* **GIVEN REQUEST**
Sort through the data and copy the lines holding the word "Raval".

Stored entries
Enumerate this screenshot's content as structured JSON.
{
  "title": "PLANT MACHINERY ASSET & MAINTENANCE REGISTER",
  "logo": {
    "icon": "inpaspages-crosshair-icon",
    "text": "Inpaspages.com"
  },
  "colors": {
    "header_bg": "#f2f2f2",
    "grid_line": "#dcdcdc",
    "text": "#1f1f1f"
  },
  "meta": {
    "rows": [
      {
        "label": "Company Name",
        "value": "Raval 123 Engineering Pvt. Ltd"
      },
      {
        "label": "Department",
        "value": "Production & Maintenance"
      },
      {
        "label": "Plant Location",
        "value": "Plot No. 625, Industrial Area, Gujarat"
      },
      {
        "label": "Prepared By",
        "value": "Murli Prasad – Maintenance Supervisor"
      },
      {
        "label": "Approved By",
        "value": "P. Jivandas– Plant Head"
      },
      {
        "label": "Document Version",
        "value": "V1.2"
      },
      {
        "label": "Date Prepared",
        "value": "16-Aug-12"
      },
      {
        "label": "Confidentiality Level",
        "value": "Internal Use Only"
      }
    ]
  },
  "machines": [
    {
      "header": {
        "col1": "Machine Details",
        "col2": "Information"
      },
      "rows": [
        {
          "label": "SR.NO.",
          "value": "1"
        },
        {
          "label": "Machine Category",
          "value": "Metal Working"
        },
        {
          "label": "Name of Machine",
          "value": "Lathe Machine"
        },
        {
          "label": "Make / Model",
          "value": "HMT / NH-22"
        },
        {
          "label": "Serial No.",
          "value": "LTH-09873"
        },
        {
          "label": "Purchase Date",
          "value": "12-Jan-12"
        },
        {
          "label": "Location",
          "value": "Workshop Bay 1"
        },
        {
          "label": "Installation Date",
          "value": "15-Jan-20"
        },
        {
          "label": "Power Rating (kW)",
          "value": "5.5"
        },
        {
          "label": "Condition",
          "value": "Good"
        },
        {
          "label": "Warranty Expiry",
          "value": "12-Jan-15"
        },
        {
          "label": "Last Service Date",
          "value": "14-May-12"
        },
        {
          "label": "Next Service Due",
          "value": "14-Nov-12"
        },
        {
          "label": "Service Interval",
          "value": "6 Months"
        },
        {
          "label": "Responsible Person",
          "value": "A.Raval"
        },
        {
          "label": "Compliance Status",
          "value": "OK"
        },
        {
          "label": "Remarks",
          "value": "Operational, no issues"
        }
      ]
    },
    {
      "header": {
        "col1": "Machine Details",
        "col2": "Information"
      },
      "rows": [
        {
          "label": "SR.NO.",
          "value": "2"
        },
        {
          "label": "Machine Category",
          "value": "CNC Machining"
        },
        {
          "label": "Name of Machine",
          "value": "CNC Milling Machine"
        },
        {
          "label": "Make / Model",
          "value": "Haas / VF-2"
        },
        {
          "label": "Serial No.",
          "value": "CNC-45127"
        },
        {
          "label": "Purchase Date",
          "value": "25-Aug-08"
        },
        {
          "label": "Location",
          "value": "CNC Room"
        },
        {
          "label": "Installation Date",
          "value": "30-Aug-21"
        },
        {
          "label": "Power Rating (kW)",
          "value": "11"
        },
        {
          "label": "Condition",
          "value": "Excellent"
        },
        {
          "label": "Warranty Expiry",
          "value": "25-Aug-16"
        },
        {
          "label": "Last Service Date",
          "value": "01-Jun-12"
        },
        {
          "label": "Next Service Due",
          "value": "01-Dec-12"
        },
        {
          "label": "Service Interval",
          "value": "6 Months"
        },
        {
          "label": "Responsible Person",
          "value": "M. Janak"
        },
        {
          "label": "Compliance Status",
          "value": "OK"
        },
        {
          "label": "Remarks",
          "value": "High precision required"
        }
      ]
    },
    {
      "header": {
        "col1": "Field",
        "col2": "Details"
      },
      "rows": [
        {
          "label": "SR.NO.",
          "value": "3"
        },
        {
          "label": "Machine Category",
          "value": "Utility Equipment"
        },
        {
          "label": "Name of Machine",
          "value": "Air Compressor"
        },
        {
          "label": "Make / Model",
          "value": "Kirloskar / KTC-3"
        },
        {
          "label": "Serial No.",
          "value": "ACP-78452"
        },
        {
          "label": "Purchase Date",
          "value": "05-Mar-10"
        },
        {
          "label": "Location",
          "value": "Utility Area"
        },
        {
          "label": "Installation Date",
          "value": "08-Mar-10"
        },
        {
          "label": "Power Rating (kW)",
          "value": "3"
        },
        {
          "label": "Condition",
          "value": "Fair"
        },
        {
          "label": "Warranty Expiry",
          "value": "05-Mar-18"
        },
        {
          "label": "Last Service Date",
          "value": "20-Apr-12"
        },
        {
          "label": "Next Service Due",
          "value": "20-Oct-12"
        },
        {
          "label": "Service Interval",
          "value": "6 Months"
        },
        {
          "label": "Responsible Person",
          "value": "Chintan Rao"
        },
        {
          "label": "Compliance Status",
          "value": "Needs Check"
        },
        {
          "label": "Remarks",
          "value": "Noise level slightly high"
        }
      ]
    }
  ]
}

* **COMPLETED TASK**
        "value": "Raval 123 Engineering Pvt. Ltd"
          "value": "A.Raval"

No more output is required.